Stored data
=-=-=-=-=
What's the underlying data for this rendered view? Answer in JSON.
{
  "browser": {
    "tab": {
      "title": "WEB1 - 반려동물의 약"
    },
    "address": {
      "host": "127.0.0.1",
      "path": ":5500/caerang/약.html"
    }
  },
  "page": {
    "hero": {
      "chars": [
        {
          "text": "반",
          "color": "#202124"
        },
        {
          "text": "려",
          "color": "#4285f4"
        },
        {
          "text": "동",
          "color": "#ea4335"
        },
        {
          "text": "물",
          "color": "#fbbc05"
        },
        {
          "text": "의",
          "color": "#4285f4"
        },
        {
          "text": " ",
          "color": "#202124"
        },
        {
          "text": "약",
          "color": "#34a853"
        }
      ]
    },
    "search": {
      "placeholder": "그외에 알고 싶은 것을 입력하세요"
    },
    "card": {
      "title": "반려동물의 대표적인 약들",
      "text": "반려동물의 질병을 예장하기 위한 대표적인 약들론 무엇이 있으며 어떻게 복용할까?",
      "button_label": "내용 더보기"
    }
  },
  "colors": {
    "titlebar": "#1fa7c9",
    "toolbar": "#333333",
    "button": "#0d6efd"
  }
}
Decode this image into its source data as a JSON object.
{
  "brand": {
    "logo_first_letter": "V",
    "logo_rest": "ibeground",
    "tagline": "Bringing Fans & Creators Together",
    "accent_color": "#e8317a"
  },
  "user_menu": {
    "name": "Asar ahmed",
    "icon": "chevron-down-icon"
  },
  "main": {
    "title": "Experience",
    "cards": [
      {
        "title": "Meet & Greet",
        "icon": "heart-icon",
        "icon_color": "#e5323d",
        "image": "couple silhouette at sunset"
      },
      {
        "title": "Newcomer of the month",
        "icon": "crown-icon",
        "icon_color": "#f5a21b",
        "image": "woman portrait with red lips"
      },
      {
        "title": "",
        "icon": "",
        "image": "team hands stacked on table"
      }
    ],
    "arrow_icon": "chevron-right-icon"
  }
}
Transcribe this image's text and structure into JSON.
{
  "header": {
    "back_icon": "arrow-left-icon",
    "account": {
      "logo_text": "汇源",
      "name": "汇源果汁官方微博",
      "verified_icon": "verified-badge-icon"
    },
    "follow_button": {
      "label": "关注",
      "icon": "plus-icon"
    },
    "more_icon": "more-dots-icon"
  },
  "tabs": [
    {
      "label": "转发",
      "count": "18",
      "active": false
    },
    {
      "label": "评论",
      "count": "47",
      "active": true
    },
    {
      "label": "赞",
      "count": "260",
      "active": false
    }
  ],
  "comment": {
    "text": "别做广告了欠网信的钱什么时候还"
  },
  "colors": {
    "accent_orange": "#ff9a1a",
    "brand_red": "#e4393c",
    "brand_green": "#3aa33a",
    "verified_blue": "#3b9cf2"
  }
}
=-=-=-=-=
» **Given instruction**: Would you reproduce all the entries exactly?

» **Correct response**:
What's the underlying data for this rendered view? Answer in JSON.
{
  "browser": {
    "tab": {
      "title": "WEB1 - 반려동물의 약"
    },
    "address": {
      "host": "127.0.0.1",
      "path": ":5500/caerang/약.html"
    }
  },
  "page": {
    "hero": {
      "chars": [
        {
          "text": "반",
          "color": "#202124"
        },
        {
          "text": "려",
          "color": "#4285f4"
        },
        {
          "text": "동",
          "color": "#ea4335"
        },
        {
          "text": "물",
          "color": "#fbbc05"
        },
        {
          "text": "의",
          "color": "#4285f4"
        },
        {
          "text": " ",
          "color": "#202124"
        },
        {
          "text": "약",
          "color": "#34a853"
        }
      ]
    },
    "search": {
      "placeholder": "그외에 알고 싶은 것을 입력하세요"
    },
    "card": {
      "title": "반려동물의 대표적인 약들",
      "text": "반려동물의 질병을 예장하기 위한 대표적인 약들론 무엇이 있으며 어떻게 복용할까?",
      "button_label": "내용 더보기"
    }
  },
  "colors": {
    "titlebar": "#1fa7c9",
    "toolbar": "#333333",
    "button": "#0d6efd"
  }
}
Decode this image into its source data as a JSON object.
{
  "brand": {
    "logo_first_letter": "V",
    "logo_rest": "ibeground",
    "tagline": "Bringing Fans & Creators Together",
    "accent_color": "#e8317a"
  },
  "user_menu": {
    "name": "Asar ahmed",
    "icon": "chevron-down-icon"
  },
  "main": {
    "title": "Experience",
    "cards": [
      {
        "title": "Meet & Greet",
        "icon": "heart-icon",
        "icon_color": "#e5323d",
        "image": "couple silhouette at sunset"
      },
      {
        "title": "Newcomer of the month",
        "icon": "crown-icon",
        "icon_color": "#f5a21b",
        "image": "woman portrait with red lips"
      },
      {
        "title": "",
        "icon": "",
        "image": "team hands stacked on table"
      }
    ],
    "arrow_icon": "chevron-right-icon"
  }
}
Transcribe this image's text and structure into JSON.
{
  "header": {
    "back_icon": "arrow-left-icon",
    "account": {
      "logo_text": "汇源",
      "name": "汇源果汁官方微博",
      "verified_icon": "verified-badge-icon"
    },
    "follow_button": {
      "label": "关注",
      "icon": "plus-icon"
    },
    "more_icon": "more-dots-icon"
  },
  "tabs": [
    {
      "label": "转发",
      "count": "18",
      "active": false
    },
    {
      "label": "评论",
      "count": "47",
      "active": true
    },
    {
      "label": "赞",
      "count": "260",
      "active": false
    }
  ],
  "comment": {
    "text": "别做广告了欠网信的钱什么时候还"
  },
  "colors": {
    "accent_orange": "#ff9a1a",
    "brand_red": "#e4393c",
    "brand_green": "#3aa33a",
    "verified_blue": "#3b9cf2"
  }
}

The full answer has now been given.